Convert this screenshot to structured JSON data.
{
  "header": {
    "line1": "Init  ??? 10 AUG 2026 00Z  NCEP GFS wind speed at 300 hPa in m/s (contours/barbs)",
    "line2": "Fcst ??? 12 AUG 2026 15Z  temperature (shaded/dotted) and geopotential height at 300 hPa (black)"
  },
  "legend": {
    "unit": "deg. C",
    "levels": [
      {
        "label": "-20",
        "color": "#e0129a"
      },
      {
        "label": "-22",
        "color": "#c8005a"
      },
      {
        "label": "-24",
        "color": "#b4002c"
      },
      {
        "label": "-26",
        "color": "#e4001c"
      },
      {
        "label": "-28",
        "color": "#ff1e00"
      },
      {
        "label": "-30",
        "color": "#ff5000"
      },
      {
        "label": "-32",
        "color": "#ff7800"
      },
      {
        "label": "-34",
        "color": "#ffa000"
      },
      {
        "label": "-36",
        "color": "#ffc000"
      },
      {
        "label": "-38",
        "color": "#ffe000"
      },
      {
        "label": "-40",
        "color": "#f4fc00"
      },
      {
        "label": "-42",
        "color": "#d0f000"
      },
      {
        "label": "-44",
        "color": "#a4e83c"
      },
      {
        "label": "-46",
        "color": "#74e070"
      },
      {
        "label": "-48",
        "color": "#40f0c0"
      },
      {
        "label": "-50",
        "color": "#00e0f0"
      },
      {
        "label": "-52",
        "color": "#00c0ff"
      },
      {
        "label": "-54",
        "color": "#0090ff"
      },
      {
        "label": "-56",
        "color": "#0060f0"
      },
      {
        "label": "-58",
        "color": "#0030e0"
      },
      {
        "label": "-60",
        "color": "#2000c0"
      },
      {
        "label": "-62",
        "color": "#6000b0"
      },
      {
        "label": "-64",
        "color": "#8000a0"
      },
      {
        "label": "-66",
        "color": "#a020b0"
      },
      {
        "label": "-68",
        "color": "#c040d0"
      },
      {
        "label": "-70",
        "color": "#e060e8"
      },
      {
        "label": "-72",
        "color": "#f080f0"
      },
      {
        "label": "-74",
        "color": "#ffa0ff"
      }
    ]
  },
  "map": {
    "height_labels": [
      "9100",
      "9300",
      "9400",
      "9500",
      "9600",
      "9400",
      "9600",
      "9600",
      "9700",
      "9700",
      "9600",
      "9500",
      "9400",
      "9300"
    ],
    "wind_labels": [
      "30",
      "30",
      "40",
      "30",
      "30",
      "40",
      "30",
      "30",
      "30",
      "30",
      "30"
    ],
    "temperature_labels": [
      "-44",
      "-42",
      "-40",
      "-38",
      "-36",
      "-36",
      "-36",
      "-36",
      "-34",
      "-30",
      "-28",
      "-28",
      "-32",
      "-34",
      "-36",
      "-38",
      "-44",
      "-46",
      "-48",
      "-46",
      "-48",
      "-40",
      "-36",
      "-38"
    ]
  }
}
= = = = = = =
▶ Required task: Make an exact copy of the data above.

▶ Answer in full:
Convert this screenshot to structured JSON data.
{
  "header": {
    "line1": "Init  ??? 10 AUG 2026 00Z  NCEP GFS wind speed at 300 hPa in m/s (contours/barbs)",
    "line2": "Fcst ??? 12 AUG 2026 15Z  temperature (shaded/dotted) and geopotential height at 300 hPa (black)"
  },
  "legend": {
    "unit": "deg. C",
    "levels": [
      {
        "label": "-20",
        "color": "#e0129a"
      },
      {
        "label": "-22",
        "color": "#c8005a"
      },
      {
        "label": "-24",
        "color": "#b4002c"
      },
      {
        "label": "-26",
        "color": "#e4001c"
      },
      {
        "label": "-28",
        "color": "#ff1e00"
      },
      {
        "label": "-30",
        "color": "#ff5000"
      },
      {
        "label": "-32",
        "color": "#ff7800"
      },
      {
        "label": "-34",
        "color": "#ffa000"
      },
      {
        "label": "-36",
        "color": "#ffc000"
      },
      {
        "label": "-38",
        "color": "#ffe000"
      },
      {
        "label": "-40",
        "color": "#f4fc00"
      },
      {
        "label": "-42",
        "color": "#d0f000"
      },
      {
        "label": "-44",
        "color": "#a4e83c"
      },
      {
        "label": "-46",
        "color": "#74e070"
      },
      {
        "label": "-48",
        "color": "#40f0c0"
      },
      {
        "label": "-50",
        "color": "#00e0f0"
      },
      {
        "label": "-52",
        "color": "#00c0ff"
      },
      {
        "label": "-54",
        "color": "#0090ff"
      },
      {
        "label": "-56",
        "color": "#0060f0"
      },
      {
        "label": "-58",
        "color": "#0030e0"
      },
      {
        "label": "-60",
        "color": "#2000c0"
      },
      {
        "label": "-62",
        "color": "#6000b0"
      },
      {
        "label": "-64",
        "color": "#8000a0"
      },
      {
        "label": "-66",
        "color": "#a020b0"
      },
      {
        "label": "-68",
        "color": "#c040d0"
      },
      {
        "label": "-70",
        "color": "#e060e8"
      },
      {
        "label": "-72",
        "color": "#f080f0"
      },
      {
        "label": "-74",
        "color": "#ffa0ff"
      }
    ]
  },
  "map": {
    "height_labels": [
      "9100",
      "9300",
      "9400",
      "9500",
      "9600",
      "9400",
      "9600",
      "9600",
      "9700",
      "9700",
      "9600",
      "9500",
      "9400",
      "9300"
    ],
    "wind_labels": [
      "30",
      "30",
      "40",
      "30",
      "30",
      "40",
      "30",
      "30",
      "30",
      "30",
      "30"
    ],
    "temperature_labels": [
      "-44",
      "-42",
      "-40",
      "-38",
      "-36",
      "-36",
      "-36",
      "-36",
      "-34",
      "-30",
      "-28",
      "-28",
      "-32",
      "-34",
      "-36",
      "-38",
      "-44",
      "-46",
      "-48",
      "-46",
      "-48",
      "-40",
      "-36",
      "-38"
    ]
  }
}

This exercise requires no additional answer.